"""

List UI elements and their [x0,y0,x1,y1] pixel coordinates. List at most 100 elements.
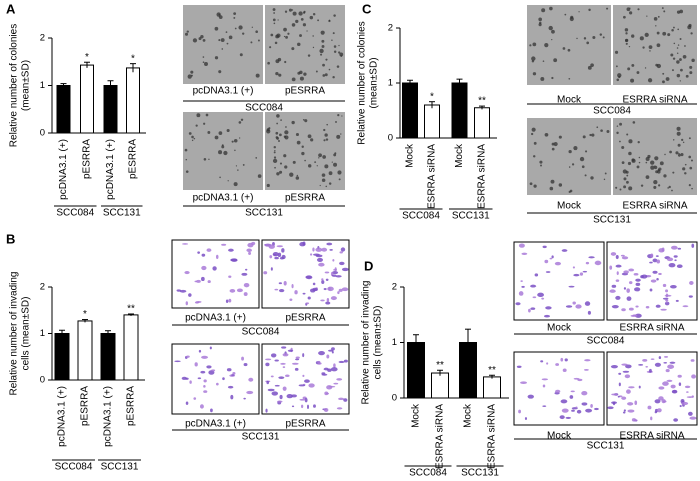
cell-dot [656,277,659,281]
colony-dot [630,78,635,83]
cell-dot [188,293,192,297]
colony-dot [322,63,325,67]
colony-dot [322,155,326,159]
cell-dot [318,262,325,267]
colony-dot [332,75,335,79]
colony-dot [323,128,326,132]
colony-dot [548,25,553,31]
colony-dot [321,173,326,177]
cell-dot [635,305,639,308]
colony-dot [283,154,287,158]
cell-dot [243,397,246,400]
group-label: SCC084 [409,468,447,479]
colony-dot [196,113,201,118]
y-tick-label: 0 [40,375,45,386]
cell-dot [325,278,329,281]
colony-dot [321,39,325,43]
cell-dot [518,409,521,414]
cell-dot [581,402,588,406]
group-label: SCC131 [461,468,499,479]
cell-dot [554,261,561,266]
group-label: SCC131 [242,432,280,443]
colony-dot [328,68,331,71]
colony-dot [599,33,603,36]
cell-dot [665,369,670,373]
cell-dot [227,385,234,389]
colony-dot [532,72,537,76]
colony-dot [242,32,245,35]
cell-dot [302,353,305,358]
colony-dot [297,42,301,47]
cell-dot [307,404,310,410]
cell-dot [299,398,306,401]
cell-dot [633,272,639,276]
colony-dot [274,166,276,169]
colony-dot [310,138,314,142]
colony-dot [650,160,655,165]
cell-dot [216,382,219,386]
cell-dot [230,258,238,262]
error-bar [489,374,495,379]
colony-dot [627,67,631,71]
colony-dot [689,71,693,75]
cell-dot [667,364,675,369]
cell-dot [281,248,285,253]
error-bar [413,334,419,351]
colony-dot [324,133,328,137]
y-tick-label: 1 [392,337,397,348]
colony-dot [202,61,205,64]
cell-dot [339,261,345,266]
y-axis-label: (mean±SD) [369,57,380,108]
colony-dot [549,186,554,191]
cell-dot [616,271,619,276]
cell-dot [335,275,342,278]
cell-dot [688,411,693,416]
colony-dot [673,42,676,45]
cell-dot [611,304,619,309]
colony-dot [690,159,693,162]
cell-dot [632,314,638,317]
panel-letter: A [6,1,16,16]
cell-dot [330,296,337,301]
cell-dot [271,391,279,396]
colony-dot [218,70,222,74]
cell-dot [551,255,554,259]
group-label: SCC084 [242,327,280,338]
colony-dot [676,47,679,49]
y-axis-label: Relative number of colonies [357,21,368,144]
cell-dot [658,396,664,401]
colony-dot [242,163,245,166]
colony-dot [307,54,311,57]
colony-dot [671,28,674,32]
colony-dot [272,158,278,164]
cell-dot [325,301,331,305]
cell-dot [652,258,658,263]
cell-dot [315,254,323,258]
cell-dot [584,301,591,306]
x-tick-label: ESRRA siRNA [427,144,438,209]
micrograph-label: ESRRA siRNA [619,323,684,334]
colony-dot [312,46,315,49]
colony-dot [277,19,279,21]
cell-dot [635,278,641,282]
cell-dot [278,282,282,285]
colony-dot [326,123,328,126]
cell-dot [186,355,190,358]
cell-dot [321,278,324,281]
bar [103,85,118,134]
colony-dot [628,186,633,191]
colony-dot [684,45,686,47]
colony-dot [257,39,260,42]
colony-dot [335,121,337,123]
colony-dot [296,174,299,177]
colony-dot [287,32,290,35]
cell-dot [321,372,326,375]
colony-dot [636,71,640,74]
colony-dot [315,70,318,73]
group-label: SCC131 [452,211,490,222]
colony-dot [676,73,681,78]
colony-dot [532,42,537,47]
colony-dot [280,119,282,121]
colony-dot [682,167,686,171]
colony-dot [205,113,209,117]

"""

- _Problem statement_: Format the lines in the rows above as a numbered list, from the line containing "cell-dot [656,277,659,281]" up to and including the line containing "colony-dot [548,25,553,31]". Omit any blank lines.

- _Task solution_:
1. cell-dot [656,277,659,281]
2. colony-dot [630,78,635,83]
3. cell-dot [188,293,192,297]
4. colony-dot [322,63,325,67]
5. colony-dot [322,155,326,159]
6. cell-dot [318,262,325,267]
7. colony-dot [332,75,335,79]
8. colony-dot [323,128,326,132]
9. colony-dot [548,25,553,31]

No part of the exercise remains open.